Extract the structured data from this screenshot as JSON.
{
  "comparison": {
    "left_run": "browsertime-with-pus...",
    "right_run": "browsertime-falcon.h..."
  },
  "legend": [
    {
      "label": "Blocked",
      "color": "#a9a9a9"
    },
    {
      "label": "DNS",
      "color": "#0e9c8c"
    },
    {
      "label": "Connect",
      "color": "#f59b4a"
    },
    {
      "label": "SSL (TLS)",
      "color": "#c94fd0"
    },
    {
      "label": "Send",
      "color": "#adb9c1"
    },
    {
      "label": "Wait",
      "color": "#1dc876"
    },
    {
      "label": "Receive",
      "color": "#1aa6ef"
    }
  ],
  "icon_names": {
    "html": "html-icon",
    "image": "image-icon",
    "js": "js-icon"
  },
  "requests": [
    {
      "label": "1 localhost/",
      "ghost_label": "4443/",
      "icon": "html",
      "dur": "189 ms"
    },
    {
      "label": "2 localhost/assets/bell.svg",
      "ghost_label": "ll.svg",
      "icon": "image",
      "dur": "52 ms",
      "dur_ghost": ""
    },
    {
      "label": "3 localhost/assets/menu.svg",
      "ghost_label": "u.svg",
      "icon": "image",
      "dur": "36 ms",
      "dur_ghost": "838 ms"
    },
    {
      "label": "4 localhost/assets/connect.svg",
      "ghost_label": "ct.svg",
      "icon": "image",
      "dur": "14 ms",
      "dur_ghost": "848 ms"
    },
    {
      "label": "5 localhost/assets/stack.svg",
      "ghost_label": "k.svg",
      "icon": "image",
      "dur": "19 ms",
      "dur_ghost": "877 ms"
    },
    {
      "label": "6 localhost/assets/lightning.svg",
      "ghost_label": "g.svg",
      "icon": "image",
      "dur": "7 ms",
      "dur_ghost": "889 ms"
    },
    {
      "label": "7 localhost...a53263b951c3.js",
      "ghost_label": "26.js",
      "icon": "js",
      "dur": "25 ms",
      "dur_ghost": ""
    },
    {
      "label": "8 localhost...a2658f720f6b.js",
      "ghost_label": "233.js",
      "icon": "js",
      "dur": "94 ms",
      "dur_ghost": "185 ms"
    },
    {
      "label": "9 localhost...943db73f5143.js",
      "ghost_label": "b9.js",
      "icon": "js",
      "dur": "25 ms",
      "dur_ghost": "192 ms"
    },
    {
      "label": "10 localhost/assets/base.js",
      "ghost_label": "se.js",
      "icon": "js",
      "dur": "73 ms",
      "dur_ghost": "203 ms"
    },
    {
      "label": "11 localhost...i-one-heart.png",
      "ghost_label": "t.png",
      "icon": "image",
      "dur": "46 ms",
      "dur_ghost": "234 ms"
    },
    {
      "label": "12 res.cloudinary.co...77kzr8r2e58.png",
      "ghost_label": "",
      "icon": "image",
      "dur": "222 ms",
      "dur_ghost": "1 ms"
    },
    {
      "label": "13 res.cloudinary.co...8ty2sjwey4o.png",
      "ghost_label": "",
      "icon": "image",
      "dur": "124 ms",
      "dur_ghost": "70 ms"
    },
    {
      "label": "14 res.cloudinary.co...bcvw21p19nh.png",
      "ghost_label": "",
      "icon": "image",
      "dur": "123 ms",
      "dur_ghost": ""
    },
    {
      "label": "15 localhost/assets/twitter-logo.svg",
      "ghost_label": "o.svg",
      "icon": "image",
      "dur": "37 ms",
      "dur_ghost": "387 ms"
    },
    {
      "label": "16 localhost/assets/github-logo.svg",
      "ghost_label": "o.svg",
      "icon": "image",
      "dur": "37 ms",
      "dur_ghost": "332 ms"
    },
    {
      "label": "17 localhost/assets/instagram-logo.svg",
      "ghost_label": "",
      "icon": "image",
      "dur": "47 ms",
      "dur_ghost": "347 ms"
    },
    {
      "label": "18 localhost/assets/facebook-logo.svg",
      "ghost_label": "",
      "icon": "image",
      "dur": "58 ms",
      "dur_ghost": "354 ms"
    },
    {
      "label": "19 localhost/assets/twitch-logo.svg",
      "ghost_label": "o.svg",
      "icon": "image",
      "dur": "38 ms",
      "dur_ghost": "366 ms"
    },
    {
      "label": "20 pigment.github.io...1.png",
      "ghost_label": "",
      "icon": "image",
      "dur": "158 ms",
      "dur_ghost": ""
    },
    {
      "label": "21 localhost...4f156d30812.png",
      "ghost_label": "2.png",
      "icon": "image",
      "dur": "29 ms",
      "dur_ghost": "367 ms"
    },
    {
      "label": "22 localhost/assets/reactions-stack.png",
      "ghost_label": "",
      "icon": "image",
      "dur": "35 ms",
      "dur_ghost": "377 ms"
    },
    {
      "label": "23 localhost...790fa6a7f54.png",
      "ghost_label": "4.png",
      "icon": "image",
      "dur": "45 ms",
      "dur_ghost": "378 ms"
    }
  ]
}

****

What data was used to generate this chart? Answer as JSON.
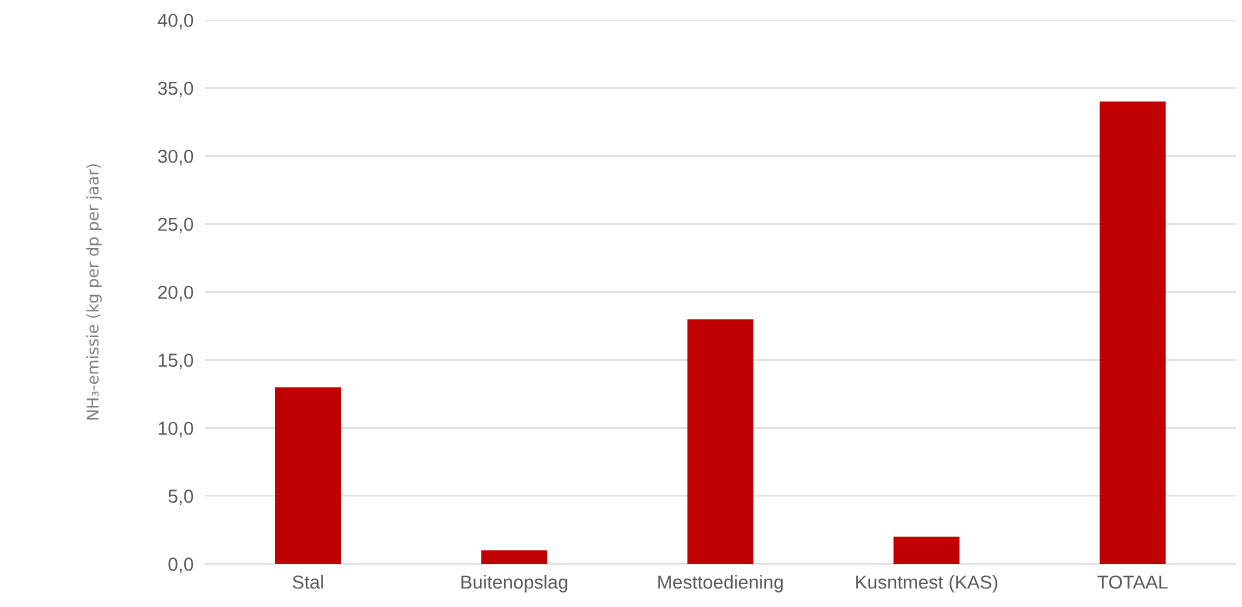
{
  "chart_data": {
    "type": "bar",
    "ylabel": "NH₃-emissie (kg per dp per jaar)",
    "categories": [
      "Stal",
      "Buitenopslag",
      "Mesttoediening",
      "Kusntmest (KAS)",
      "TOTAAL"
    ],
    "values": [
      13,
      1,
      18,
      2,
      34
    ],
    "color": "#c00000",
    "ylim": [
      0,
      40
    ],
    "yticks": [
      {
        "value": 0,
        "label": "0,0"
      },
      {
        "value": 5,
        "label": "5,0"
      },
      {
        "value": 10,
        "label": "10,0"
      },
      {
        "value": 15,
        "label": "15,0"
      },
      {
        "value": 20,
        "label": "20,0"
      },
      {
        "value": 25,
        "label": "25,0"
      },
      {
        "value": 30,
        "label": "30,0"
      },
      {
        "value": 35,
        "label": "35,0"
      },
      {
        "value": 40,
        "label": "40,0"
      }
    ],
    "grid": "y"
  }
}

****

Check each line of the data above for the string "JSON" and report only how many lines have it.

* [FINISHED TASK]:
2